**WHAT THIS TASK INVOLVES:**
Extract the full set of records, then give each one again exactly.

**DATA SHOWN:**
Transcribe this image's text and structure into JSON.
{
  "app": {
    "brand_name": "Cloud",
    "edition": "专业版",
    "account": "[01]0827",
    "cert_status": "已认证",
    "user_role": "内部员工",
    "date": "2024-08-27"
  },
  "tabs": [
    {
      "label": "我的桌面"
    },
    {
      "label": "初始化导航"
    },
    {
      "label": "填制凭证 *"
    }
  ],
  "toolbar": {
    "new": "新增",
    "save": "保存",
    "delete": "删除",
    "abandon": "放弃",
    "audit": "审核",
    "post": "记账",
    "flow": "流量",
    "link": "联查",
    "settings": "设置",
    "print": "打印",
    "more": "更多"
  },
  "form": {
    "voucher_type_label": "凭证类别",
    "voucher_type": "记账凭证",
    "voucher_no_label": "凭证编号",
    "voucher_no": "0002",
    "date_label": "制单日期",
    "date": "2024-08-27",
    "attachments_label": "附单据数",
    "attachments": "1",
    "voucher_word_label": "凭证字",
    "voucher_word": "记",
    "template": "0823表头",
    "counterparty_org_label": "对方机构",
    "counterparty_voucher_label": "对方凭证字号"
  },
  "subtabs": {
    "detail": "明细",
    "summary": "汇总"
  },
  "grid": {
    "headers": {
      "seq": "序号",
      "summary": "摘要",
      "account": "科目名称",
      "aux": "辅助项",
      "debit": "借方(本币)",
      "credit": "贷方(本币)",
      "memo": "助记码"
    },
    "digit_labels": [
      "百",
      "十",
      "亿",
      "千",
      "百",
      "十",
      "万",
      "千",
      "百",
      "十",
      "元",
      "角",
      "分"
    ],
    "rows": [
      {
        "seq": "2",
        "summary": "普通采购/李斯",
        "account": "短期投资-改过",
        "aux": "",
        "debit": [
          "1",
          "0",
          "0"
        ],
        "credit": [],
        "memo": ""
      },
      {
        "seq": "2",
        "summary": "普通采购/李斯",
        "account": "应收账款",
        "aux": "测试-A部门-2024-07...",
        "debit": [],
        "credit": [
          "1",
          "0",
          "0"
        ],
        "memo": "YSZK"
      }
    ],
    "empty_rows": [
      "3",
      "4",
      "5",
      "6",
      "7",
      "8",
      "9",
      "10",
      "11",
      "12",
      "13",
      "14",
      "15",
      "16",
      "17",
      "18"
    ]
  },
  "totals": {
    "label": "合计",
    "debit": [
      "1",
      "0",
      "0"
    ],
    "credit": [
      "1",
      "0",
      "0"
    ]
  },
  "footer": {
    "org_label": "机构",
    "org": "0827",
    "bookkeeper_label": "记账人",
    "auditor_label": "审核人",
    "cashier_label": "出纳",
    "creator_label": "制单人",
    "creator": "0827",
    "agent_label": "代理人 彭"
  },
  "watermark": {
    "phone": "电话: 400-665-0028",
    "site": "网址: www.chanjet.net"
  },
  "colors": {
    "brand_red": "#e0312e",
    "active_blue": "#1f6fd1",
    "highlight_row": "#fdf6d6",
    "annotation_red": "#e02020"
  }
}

**EXERCISE OUTPUT:**
Transcribe this image's text and structure into JSON.
{
  "app": {
    "brand_name": "Cloud",
    "edition": "专业版",
    "account": "[01]0827",
    "cert_status": "已认证",
    "user_role": "内部员工",
    "date": "2024-08-27"
  },
  "tabs": [
    {
      "label": "我的桌面"
    },
    {
      "label": "初始化导航"
    },
    {
      "label": "填制凭证 *"
    }
  ],
  "toolbar": {
    "new": "新增",
    "save": "保存",
    "delete": "删除",
    "abandon": "放弃",
    "audit": "审核",
    "post": "记账",
    "flow": "流量",
    "link": "联查",
    "settings": "设置",
    "print": "打印",
    "more": "更多"
  },
  "form": {
    "voucher_type_label": "凭证类别",
    "voucher_type": "记账凭证",
    "voucher_no_label": "凭证编号",
    "voucher_no": "0002",
    "date_label": "制单日期",
    "date": "2024-08-27",
    "attachments_label": "附单据数",
    "attachments": "1",
    "voucher_word_label": "凭证字",
    "voucher_word": "记",
    "template": "0823表头",
    "counterparty_org_label": "对方机构",
    "counterparty_voucher_label": "对方凭证字号"
  },
  "subtabs": {
    "detail": "明细",
    "summary": "汇总"
  },
  "grid": {
    "headers": {
      "seq": "序号",
      "summary": "摘要",
      "account": "科目名称",
      "aux": "辅助项",
      "debit": "借方(本币)",
      "credit": "贷方(本币)",
      "memo": "助记码"
    },
    "digit_labels": [
      "百",
      "十",
      "亿",
      "千",
      "百",
      "十",
      "万",
      "千",
      "百",
      "十",
      "元",
      "角",
      "分"
    ],
    "rows": [
      {
        "seq": "2",
        "summary": "普通采购/李斯",
        "account": "短期投资-改过",
        "aux": "",
        "debit": [
          "1",
          "0",
          "0"
        ],
        "credit": [],
        "memo": ""
      },
      {
        "seq": "2",
        "summary": "普通采购/李斯",
        "account": "应收账款",
        "aux": "测试-A部门-2024-07...",
        "debit": [],
        "credit": [
          "1",
          "0",
          "0"
        ],
        "memo": "YSZK"
      }
    ],
    "empty_rows": [
      "3",
      "4",
      "5",
      "6",
      "7",
      "8",
      "9",
      "10",
      "11",
      "12",
      "13",
      "14",
      "15",
      "16",
      "17",
      "18"
    ]
  },
  "totals": {
    "label": "合计",
    "debit": [
      "1",
      "0",
      "0"
    ],
    "credit": [
      "1",
      "0",
      "0"
    ]
  },
  "footer": {
    "org_label": "机构",
    "org": "0827",
    "bookkeeper_label": "记账人",
    "auditor_label": "审核人",
    "cashier_label": "出纳",
    "creator_label": "制单人",
    "creator": "0827",
    "agent_label": "代理人 彭"
  },
  "watermark": {
    "phone": "电话: 400-665-0028",
    "site": "网址: www.chanjet.net"
  },
  "colors": {
    "brand_red": "#e0312e",
    "active_blue": "#1f6fd1",
    "highlight_row": "#fdf6d6",
    "annotation_red": "#e02020"
  }
}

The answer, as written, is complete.